Extracted data entries
====================
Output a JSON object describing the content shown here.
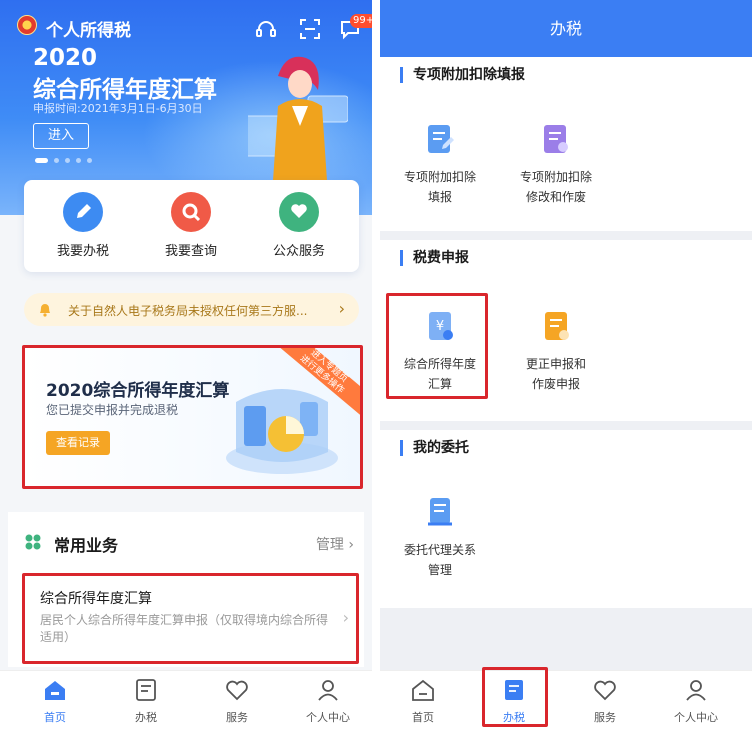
{
  "left": {
    "app_title": "个人所得税",
    "badge": "99+",
    "banner": {
      "year": "2020",
      "title": "综合所得年度汇算",
      "date": "申报时间:2021年3月1日-6月30日",
      "enter": "进入"
    },
    "quick": [
      {
        "label": "我要办税",
        "color": "#3d8bf2",
        "icon": "pen-icon"
      },
      {
        "label": "我要查询",
        "color": "#f05a47",
        "icon": "search-icon"
      },
      {
        "label": "公众服务",
        "color": "#3fb37f",
        "icon": "heart-hand-icon"
      }
    ],
    "notice": "关于自然人电子税务局未授权任何第三方服...",
    "promo": {
      "title": "2020综合所得年度汇算",
      "subtitle": "您已提交申报并完成退税",
      "button": "查看记录",
      "ribbon_line1": "进入专题页",
      "ribbon_line2": "进行更多操作"
    },
    "common": {
      "title": "常用业务",
      "manage": "管理",
      "item_title": "综合所得年度汇算",
      "item_desc": "居民个人综合所得年度汇算申报（仅取得境内综合所得适用）"
    },
    "tabs": [
      "首页",
      "办税",
      "服务",
      "个人中心"
    ]
  },
  "right": {
    "header": "办税",
    "sections": [
      {
        "title": "专项附加扣除填报",
        "items": [
          "专项附加扣除\n填报",
          "专项附加扣除\n修改和作废"
        ]
      },
      {
        "title": "税费申报",
        "items": [
          "综合所得年度\n汇算",
          "更正申报和\n作废申报"
        ]
      },
      {
        "title": "我的委托",
        "items": [
          "委托代理关系\n管理"
        ]
      }
    ],
    "tabs": [
      "首页",
      "办税",
      "服务",
      "个人中心"
    ]
  },
  "colors": {
    "brand_blue": "#3b7ef3",
    "highlight_red": "#d9262c",
    "orange": "#f5a524"
  }
}
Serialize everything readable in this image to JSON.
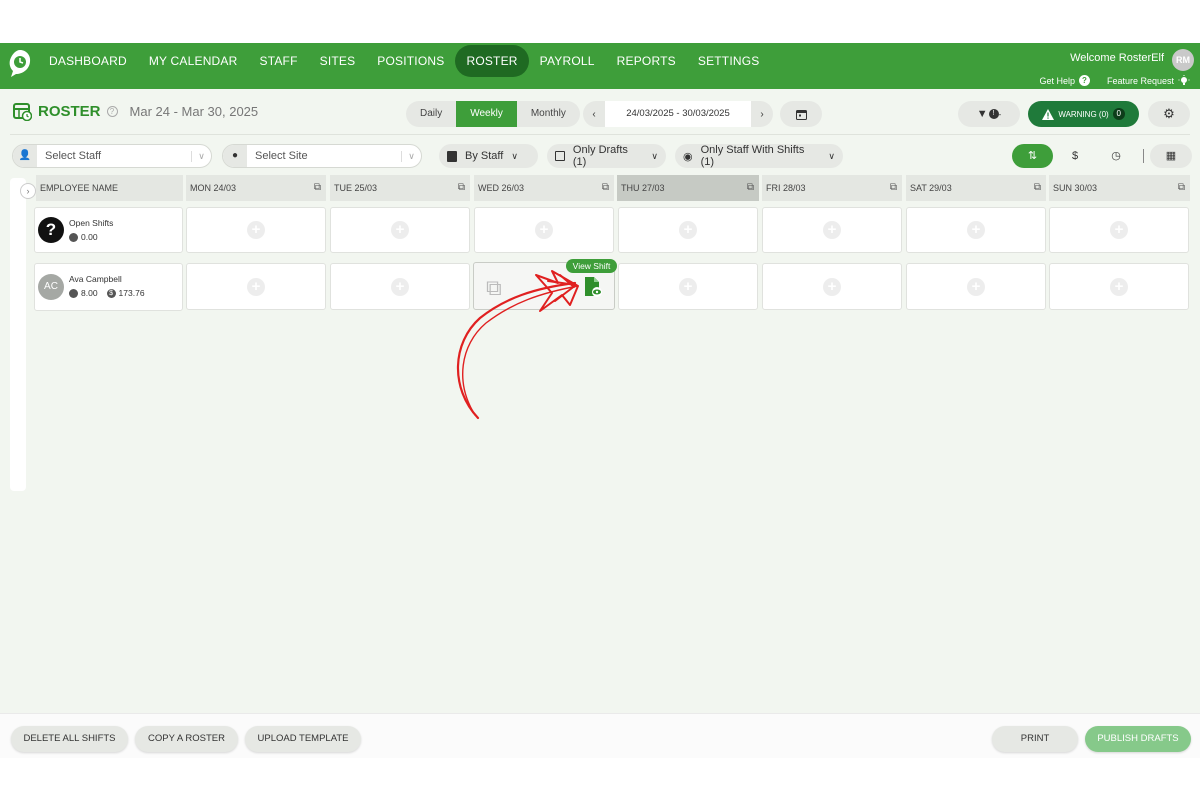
====================
*GOAL OF THE EXERCISE*: Within the listing above, copy each line that has the string "icon".

*OUTPUT OF THE EXERCISE*:
        "icon": "pen-icon"
        "icon": "search-icon"
        "icon": "heart-hand-icon"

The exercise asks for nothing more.